Repeat the whole of the data, keeping every detail the same.
· · · · ·
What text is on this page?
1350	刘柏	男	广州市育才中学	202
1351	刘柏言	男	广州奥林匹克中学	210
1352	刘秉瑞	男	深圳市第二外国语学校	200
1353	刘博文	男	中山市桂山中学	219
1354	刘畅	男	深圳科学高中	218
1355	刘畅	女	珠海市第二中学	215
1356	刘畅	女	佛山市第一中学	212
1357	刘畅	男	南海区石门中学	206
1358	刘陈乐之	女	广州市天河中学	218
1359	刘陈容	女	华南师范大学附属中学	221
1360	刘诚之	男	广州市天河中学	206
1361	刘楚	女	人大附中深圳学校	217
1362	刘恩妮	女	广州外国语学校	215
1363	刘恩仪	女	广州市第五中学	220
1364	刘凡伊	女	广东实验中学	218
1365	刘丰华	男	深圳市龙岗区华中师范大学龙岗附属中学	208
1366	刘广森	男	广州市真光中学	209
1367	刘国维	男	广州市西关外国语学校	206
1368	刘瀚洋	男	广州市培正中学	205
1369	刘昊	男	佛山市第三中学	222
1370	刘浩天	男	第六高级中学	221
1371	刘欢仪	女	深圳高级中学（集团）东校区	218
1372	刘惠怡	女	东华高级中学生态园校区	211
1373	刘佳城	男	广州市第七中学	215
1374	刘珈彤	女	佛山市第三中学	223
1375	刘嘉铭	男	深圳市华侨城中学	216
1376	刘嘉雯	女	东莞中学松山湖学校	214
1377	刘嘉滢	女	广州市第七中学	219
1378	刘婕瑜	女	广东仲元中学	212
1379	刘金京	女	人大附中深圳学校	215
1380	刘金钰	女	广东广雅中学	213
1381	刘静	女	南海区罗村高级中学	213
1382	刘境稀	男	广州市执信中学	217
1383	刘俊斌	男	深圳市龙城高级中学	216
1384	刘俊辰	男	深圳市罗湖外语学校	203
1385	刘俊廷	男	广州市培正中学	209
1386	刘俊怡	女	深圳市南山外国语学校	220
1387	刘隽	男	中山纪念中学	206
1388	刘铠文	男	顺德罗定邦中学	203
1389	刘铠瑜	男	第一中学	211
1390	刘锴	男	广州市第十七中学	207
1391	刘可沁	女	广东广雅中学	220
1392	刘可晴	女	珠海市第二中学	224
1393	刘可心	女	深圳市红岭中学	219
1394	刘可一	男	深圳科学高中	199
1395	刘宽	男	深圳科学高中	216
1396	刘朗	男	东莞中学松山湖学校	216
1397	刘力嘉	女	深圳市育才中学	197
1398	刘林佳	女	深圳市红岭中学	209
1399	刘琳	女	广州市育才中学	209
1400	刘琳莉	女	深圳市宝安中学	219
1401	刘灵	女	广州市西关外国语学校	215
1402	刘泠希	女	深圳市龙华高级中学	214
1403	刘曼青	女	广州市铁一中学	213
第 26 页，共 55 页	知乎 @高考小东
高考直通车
· · · · ·
#### THE COMPLETED TASK:
What text is on this page?
1350	刘柏	男	广州市育才中学	202
1351	刘柏言	男	广州奥林匹克中学	210
1352	刘秉瑞	男	深圳市第二外国语学校	200
1353	刘博文	男	中山市桂山中学	219
1354	刘畅	男	深圳科学高中	218
1355	刘畅	女	珠海市第二中学	215
1356	刘畅	女	佛山市第一中学	212
1357	刘畅	男	南海区石门中学	206
1358	刘陈乐之	女	广州市天河中学	218
1359	刘陈容	女	华南师范大学附属中学	221
1360	刘诚之	男	广州市天河中学	206
1361	刘楚	女	人大附中深圳学校	217
1362	刘恩妮	女	广州外国语学校	215
1363	刘恩仪	女	广州市第五中学	220
1364	刘凡伊	女	广东实验中学	218
1365	刘丰华	男	深圳市龙岗区华中师范大学龙岗附属中学	208
1366	刘广森	男	广州市真光中学	209
1367	刘国维	男	广州市西关外国语学校	206
1368	刘瀚洋	男	广州市培正中学	205
1369	刘昊	男	佛山市第三中学	222
1370	刘浩天	男	第六高级中学	221
1371	刘欢仪	女	深圳高级中学（集团）东校区	218
1372	刘惠怡	女	东华高级中学生态园校区	211
1373	刘佳城	男	广州市第七中学	215
1374	刘珈彤	女	佛山市第三中学	223
1375	刘嘉铭	男	深圳市华侨城中学	216
1376	刘嘉雯	女	东莞中学松山湖学校	214
1377	刘嘉滢	女	广州市第七中学	219
1378	刘婕瑜	女	广东仲元中学	212
1379	刘金京	女	人大附中深圳学校	215
1380	刘金钰	女	广东广雅中学	213
1381	刘静	女	南海区罗村高级中学	213
1382	刘境稀	男	广州市执信中学	217
1383	刘俊斌	男	深圳市龙城高级中学	216
1384	刘俊辰	男	深圳市罗湖外语学校	203
1385	刘俊廷	男	广州市培正中学	209
1386	刘俊怡	女	深圳市南山外国语学校	220
1387	刘隽	男	中山纪念中学	206
1388	刘铠文	男	顺德罗定邦中学	203
1389	刘铠瑜	男	第一中学	211
1390	刘锴	男	广州市第十七中学	207
1391	刘可沁	女	广东广雅中学	220
1392	刘可晴	女	珠海市第二中学	224
1393	刘可心	女	深圳市红岭中学	219
1394	刘可一	男	深圳科学高中	199
1395	刘宽	男	深圳科学高中	216
1396	刘朗	男	东莞中学松山湖学校	216
1397	刘力嘉	女	深圳市育才中学	197
1398	刘林佳	女	深圳市红岭中学	209
1399	刘琳	女	广州市育才中学	209
1400	刘琳莉	女	深圳市宝安中学	219
1401	刘灵	女	广州市西关外国语学校	215
1402	刘泠希	女	深圳市龙华高级中学	214
1403	刘曼青	女	广州市铁一中学	213
第 26 页，共 55 页	知乎 @高考小东
高考直通车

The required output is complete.